▸ WHAT IS ASKED:
Pictures do not belong in the copy. Return all of the entries exactly.

________________________________________

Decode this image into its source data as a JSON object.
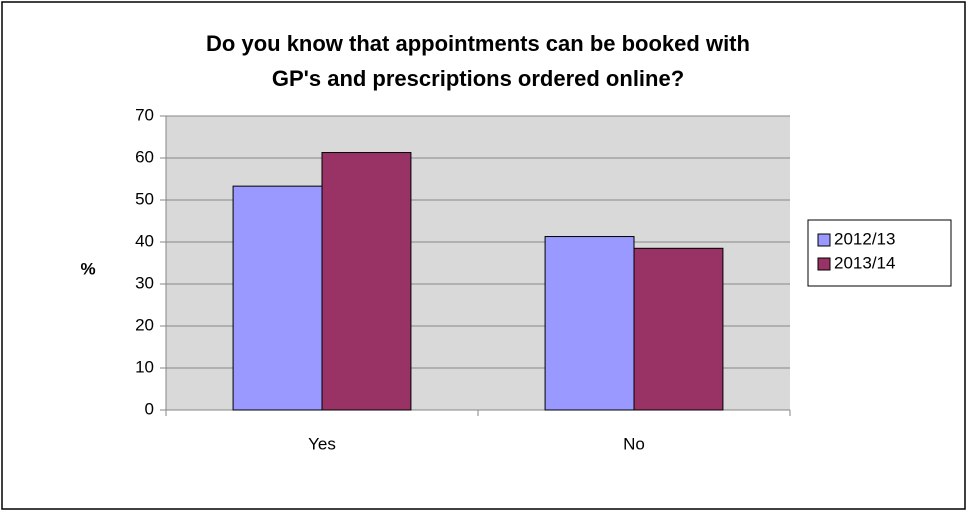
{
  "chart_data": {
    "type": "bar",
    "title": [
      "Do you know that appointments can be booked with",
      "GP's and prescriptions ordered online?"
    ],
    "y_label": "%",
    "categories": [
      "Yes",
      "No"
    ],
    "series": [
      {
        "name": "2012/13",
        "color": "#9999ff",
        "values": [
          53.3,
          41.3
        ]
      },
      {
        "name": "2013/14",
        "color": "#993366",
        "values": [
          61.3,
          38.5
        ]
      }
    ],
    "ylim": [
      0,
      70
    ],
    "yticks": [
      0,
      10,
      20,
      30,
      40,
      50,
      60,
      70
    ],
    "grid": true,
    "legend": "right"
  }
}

________________________________________

▸ FINISHED EXERCISE:
Decode this image into its source data as a JSON object.
{
  "chart_data": {
    "type": "bar",
    "title": [
      "Do you know that appointments can be booked with",
      "GP's and prescriptions ordered online?"
    ],
    "y_label": "%",
    "categories": [
      "Yes",
      "No"
    ],
    "series": [
      {
        "name": "2012/13",
        "color": "#9999ff",
        "values": [
          53.3,
          41.3
        ]
      },
      {
        "name": "2013/14",
        "color": "#993366",
        "values": [
          61.3,
          38.5
        ]
      }
    ],
    "ylim": [
      0,
      70
    ],
    "yticks": [
      0,
      10,
      20,
      30,
      40,
      50,
      60,
      70
    ],
    "grid": true,
    "legend": "right"
  }
}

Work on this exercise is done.